## THE PROBLEM
I'd like the entries repeated exactly, pictures omitted.

## Transcribed document page entries
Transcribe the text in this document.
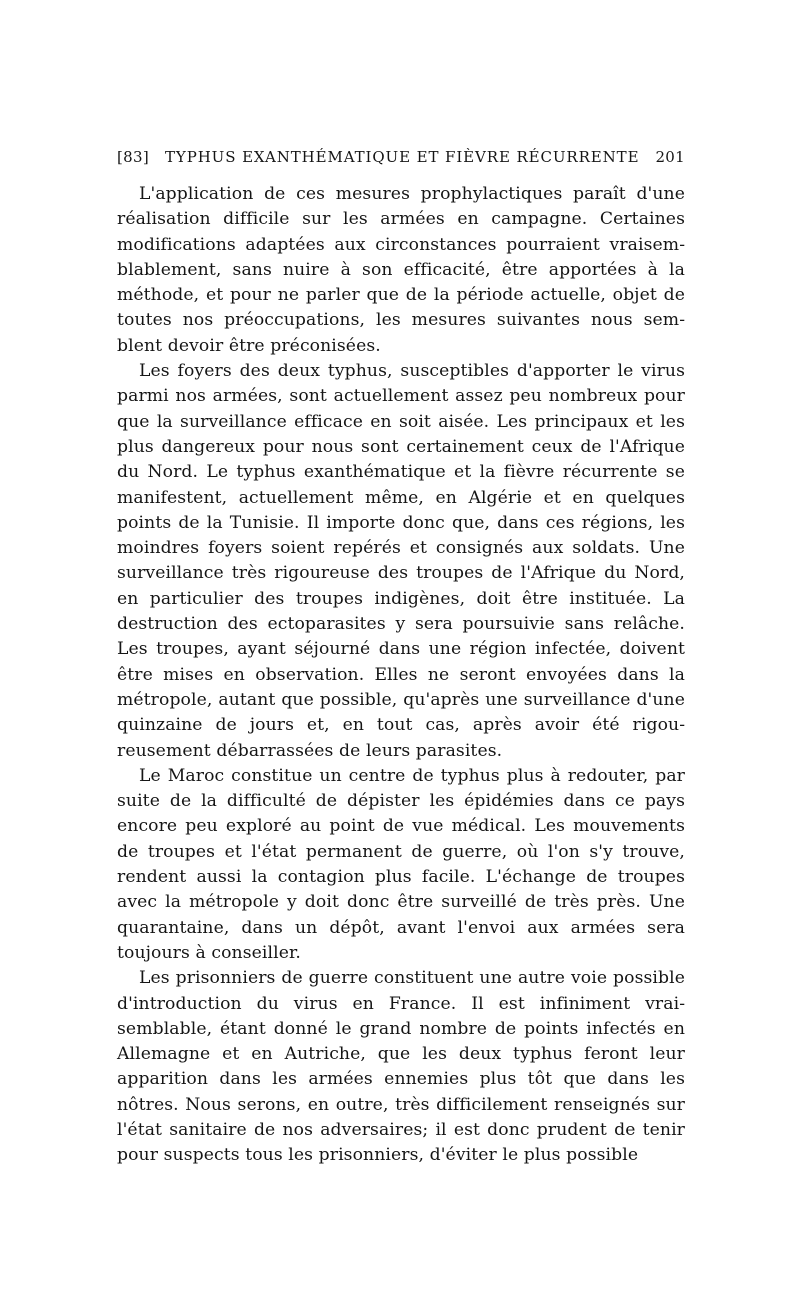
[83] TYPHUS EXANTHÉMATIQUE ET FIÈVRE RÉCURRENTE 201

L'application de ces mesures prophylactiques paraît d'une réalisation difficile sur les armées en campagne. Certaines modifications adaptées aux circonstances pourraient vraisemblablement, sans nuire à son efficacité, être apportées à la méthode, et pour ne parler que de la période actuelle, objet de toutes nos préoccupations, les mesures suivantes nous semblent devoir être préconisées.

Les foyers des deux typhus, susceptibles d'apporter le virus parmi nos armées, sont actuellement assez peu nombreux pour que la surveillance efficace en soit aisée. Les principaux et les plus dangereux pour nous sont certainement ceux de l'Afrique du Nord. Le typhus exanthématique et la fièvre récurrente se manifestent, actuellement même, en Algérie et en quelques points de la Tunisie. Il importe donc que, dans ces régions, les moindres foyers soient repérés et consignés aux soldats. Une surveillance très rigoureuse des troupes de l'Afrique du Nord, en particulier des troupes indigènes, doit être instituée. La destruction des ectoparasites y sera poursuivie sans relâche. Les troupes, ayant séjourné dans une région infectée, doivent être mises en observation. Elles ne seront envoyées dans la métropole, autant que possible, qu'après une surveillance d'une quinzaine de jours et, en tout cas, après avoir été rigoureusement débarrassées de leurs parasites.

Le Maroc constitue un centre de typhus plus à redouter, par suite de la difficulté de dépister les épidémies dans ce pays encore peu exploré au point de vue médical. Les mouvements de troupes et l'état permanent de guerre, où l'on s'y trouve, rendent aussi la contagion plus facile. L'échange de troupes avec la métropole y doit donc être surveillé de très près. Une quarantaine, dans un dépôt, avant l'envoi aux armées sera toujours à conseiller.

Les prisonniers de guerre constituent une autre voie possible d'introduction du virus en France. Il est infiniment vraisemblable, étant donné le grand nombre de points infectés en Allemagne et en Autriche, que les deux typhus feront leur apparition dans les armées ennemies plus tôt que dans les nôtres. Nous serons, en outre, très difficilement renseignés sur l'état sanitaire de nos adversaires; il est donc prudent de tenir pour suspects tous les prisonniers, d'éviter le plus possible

## FINAL ANSWER
Transcribe the text in this document.
[83] TYPHUS EXANTHÉMATIQUE ET FIÈVRE RÉCURRENTE 201

L'application de ces mesures prophylactiques paraît d'une réalisation difficile sur les armées en campagne. Certaines modifications adaptées aux circonstances pourraient vraisemblablement, sans nuire à son efficacité, être apportées à la méthode, et pour ne parler que de la période actuelle, objet de toutes nos préoccupations, les mesures suivantes nous semblent devoir être préconisées.

Les foyers des deux typhus, susceptibles d'apporter le virus parmi nos armées, sont actuellement assez peu nombreux pour que la surveillance efficace en soit aisée. Les principaux et les plus dangereux pour nous sont certainement ceux de l'Afrique du Nord. Le typhus exanthématique et la fièvre récurrente se manifestent, actuellement même, en Algérie et en quelques points de la Tunisie. Il importe donc que, dans ces régions, les moindres foyers soient repérés et consignés aux soldats. Une surveillance très rigoureuse des troupes de l'Afrique du Nord, en particulier des troupes indigènes, doit être instituée. La destruction des ectoparasites y sera poursuivie sans relâche. Les troupes, ayant séjourné dans une région infectée, doivent être mises en observation. Elles ne seront envoyées dans la métropole, autant que possible, qu'après une surveillance d'une quinzaine de jours et, en tout cas, après avoir été rigoureusement débarrassées de leurs parasites.

Le Maroc constitue un centre de typhus plus à redouter, par suite de la difficulté de dépister les épidémies dans ce pays encore peu exploré au point de vue médical. Les mouvements de troupes et l'état permanent de guerre, où l'on s'y trouve, rendent aussi la contagion plus facile. L'échange de troupes avec la métropole y doit donc être surveillé de très près. Une quarantaine, dans un dépôt, avant l'envoi aux armées sera toujours à conseiller.

Les prisonniers de guerre constituent une autre voie possible d'introduction du virus en France. Il est infiniment vraisemblable, étant donné le grand nombre de points infectés en Allemagne et en Autriche, que les deux typhus feront leur apparition dans les armées ennemies plus tôt que dans les nôtres. Nous serons, en outre, très difficilement renseignés sur l'état sanitaire de nos adversaires; il est donc prudent de tenir pour suspects tous les prisonniers, d'éviter le plus possible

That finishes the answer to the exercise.